Provided data.
○ ○ ○ ○ ○ ○ ○

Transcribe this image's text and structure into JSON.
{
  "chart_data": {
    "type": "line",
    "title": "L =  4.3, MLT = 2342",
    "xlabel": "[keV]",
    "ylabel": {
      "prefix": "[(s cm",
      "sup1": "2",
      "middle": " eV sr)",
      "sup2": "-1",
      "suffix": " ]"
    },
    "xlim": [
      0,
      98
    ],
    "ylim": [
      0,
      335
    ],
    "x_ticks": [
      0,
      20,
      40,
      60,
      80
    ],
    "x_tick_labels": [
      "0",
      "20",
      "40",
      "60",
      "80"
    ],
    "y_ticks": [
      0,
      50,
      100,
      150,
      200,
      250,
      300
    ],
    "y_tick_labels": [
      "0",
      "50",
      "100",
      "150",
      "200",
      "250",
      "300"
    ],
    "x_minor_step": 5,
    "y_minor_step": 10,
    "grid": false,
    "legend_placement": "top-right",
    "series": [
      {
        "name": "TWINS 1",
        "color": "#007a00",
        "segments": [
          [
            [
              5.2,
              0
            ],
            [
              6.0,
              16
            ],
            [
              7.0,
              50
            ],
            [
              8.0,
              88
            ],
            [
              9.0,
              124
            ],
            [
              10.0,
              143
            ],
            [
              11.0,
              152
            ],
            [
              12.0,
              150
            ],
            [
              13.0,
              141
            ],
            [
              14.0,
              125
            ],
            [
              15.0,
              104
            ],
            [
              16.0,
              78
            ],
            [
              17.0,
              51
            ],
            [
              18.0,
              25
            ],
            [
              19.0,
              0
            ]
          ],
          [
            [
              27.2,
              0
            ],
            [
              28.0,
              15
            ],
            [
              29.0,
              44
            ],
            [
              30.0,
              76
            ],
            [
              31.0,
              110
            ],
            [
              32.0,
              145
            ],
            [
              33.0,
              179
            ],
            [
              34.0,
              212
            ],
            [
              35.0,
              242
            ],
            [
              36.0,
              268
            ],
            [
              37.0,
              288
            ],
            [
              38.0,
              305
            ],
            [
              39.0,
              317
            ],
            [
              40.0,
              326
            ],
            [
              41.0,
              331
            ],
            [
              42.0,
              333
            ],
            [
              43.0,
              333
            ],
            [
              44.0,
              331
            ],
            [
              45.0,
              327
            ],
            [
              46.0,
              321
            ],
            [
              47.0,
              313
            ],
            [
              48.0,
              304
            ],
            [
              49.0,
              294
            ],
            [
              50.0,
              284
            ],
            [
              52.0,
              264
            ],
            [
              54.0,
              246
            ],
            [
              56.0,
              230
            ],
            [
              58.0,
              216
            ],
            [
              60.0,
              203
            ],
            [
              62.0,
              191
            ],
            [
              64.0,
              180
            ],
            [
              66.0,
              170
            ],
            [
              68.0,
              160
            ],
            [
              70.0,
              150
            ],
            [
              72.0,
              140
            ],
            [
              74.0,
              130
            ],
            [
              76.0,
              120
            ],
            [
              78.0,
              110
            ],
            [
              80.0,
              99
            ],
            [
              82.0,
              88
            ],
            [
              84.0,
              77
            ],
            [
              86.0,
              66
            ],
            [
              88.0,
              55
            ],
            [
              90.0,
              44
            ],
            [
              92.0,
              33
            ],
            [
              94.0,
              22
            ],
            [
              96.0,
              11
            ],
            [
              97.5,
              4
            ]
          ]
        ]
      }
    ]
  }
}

○ ○ ○ ○ ○ ○ ○

The problem. In full and verbatim, repeat the records given above.

Result of this exercise.
Transcribe this image's text and structure into JSON.
{
  "chart_data": {
    "type": "line",
    "title": "L =  4.3, MLT = 2342",
    "xlabel": "[keV]",
    "ylabel": {
      "prefix": "[(s cm",
      "sup1": "2",
      "middle": " eV sr)",
      "sup2": "-1",
      "suffix": " ]"
    },
    "xlim": [
      0,
      98
    ],
    "ylim": [
      0,
      335
    ],
    "x_ticks": [
      0,
      20,
      40,
      60,
      80
    ],
    "x_tick_labels": [
      "0",
      "20",
      "40",
      "60",
      "80"
    ],
    "y_ticks": [
      0,
      50,
      100,
      150,
      200,
      250,
      300
    ],
    "y_tick_labels": [
      "0",
      "50",
      "100",
      "150",
      "200",
      "250",
      "300"
    ],
    "x_minor_step": 5,
    "y_minor_step": 10,
    "grid": false,
    "legend_placement": "top-right",
    "series": [
      {
        "name": "TWINS 1",
        "color": "#007a00",
        "segments": [
          [
            [
              5.2,
              0
            ],
            [
              6.0,
              16
            ],
            [
              7.0,
              50
            ],
            [
              8.0,
              88
            ],
            [
              9.0,
              124
            ],
            [
              10.0,
              143
            ],
            [
              11.0,
              152
            ],
            [
              12.0,
              150
            ],
            [
              13.0,
              141
            ],
            [
              14.0,
              125
            ],
            [
              15.0,
              104
            ],
            [
              16.0,
              78
            ],
            [
              17.0,
              51
            ],
            [
              18.0,
              25
            ],
            [
              19.0,
              0
            ]
          ],
          [
            [
              27.2,
              0
            ],
            [
              28.0,
              15
            ],
            [
              29.0,
              44
            ],
            [
              30.0,
              76
            ],
            [
              31.0,
              110
            ],
            [
              32.0,
              145
            ],
            [
              33.0,
              179
            ],
            [
              34.0,
              212
            ],
            [
              35.0,
              242
            ],
            [
              36.0,
              268
            ],
            [
              37.0,
              288
            ],
            [
              38.0,
              305
            ],
            [
              39.0,
              317
            ],
            [
              40.0,
              326
            ],
            [
              41.0,
              331
            ],
            [
              42.0,
              333
            ],
            [
              43.0,
              333
            ],
            [
              44.0,
              331
            ],
            [
              45.0,
              327
            ],
            [
              46.0,
              321
            ],
            [
              47.0,
              313
            ],
            [
              48.0,
              304
            ],
            [
              49.0,
              294
            ],
            [
              50.0,
              284
            ],
            [
              52.0,
              264
            ],
            [
              54.0,
              246
            ],
            [
              56.0,
              230
            ],
            [
              58.0,
              216
            ],
            [
              60.0,
              203
            ],
            [
              62.0,
              191
            ],
            [
              64.0,
              180
            ],
            [
              66.0,
              170
            ],
            [
              68.0,
              160
            ],
            [
              70.0,
              150
            ],
            [
              72.0,
              140
            ],
            [
              74.0,
              130
            ],
            [
              76.0,
              120
            ],
            [
              78.0,
              110
            ],
            [
              80.0,
              99
            ],
            [
              82.0,
              88
            ],
            [
              84.0,
              77
            ],
            [
              86.0,
              66
            ],
            [
              88.0,
              55
            ],
            [
              90.0,
              44
            ],
            [
              92.0,
              33
            ],
            [
              94.0,
              22
            ],
            [
              96.0,
              11
            ],
            [
              97.5,
              4
            ]
          ]
        ]
      }
    ]
  }
}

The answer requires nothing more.